### The task
Output the lines exactly as they stand. Start with the first line of the records and end after the line containing "svg-text:FILTR: FILTR (533, 0, 572, 14)", including both of those lines.

= = = = = = =

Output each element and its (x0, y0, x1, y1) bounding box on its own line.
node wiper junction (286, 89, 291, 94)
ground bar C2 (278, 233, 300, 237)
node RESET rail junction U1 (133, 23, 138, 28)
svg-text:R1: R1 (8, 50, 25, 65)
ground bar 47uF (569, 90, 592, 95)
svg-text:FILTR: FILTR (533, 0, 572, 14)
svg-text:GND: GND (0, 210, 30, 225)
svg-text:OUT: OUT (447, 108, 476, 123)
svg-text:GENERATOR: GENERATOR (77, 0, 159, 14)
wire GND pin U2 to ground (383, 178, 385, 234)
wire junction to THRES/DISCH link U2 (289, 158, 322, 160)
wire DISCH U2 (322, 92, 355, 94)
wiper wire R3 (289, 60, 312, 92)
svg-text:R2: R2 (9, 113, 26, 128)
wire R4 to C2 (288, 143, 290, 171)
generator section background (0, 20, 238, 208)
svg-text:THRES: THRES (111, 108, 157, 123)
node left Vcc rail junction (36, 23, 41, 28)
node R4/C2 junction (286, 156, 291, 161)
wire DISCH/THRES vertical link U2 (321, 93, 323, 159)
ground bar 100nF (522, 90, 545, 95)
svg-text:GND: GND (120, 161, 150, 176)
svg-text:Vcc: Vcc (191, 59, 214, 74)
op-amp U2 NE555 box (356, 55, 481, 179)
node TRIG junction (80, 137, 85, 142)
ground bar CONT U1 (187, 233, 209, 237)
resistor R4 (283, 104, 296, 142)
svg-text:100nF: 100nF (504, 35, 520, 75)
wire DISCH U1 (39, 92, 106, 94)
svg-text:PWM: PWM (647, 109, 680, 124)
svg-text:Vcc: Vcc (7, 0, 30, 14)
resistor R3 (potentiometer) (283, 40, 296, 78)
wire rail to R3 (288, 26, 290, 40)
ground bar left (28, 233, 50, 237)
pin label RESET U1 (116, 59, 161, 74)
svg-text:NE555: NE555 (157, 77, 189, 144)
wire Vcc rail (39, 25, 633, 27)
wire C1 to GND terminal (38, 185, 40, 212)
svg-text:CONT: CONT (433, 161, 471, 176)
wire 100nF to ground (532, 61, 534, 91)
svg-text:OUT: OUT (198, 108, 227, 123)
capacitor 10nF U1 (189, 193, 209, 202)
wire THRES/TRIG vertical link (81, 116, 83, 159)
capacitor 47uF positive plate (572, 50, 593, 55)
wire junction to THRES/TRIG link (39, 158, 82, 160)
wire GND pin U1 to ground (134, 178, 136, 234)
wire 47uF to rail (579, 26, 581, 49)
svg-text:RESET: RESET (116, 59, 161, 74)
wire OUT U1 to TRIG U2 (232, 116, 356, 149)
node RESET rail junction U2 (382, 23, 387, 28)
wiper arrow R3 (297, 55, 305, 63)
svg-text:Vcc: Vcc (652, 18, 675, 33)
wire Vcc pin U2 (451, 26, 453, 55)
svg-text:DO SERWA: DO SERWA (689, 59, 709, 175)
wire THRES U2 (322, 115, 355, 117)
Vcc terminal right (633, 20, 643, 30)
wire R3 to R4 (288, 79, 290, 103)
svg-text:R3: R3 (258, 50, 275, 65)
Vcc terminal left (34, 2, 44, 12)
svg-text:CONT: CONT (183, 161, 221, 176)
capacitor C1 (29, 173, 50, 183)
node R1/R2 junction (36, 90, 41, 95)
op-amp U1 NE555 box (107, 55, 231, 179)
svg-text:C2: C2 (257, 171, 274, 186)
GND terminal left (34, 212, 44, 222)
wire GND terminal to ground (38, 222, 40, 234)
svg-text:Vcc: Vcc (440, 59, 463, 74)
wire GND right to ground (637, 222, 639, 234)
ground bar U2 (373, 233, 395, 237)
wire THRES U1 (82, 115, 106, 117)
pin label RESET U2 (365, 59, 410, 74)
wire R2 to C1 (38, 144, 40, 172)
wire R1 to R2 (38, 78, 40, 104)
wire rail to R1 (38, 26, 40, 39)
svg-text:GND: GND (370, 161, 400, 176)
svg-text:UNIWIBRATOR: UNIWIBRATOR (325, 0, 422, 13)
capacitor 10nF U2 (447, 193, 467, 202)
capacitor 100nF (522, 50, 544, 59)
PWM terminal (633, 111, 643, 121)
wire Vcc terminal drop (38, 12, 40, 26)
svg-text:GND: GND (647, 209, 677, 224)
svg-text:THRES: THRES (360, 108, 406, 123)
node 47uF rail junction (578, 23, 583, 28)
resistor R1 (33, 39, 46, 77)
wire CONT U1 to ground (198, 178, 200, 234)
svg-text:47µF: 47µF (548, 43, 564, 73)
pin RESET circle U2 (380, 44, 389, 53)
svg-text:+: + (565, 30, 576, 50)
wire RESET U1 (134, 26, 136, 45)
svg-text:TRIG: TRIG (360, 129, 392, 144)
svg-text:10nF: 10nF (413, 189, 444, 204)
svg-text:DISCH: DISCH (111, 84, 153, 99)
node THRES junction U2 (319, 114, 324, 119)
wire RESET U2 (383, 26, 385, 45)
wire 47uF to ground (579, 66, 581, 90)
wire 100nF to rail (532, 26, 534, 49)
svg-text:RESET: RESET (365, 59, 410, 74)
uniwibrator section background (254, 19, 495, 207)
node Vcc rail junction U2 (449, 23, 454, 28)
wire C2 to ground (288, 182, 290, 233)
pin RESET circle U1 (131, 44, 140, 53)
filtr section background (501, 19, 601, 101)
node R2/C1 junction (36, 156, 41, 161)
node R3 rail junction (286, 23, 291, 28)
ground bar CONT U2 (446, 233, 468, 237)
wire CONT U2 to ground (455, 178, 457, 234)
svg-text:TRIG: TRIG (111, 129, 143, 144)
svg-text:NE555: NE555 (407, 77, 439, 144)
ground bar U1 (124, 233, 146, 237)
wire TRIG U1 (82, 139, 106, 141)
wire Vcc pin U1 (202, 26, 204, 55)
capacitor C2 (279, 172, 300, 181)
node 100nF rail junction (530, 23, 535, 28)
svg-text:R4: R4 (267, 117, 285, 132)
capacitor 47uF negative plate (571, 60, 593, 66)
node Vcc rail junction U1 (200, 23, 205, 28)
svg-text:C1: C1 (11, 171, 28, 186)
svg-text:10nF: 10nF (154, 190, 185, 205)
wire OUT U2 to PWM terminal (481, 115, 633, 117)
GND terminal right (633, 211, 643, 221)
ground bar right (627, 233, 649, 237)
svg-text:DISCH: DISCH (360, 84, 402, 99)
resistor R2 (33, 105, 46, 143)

= = = = = = =

### Full answer
Output each element and its (x0, y0, x1, y1) bounding box on its own line.
node wiper junction (286, 89, 291, 94)
ground bar C2 (278, 233, 300, 237)
node RESET rail junction U1 (133, 23, 138, 28)
svg-text:R1: R1 (8, 50, 25, 65)
ground bar 47uF (569, 90, 592, 95)
svg-text:FILTR: FILTR (533, 0, 572, 14)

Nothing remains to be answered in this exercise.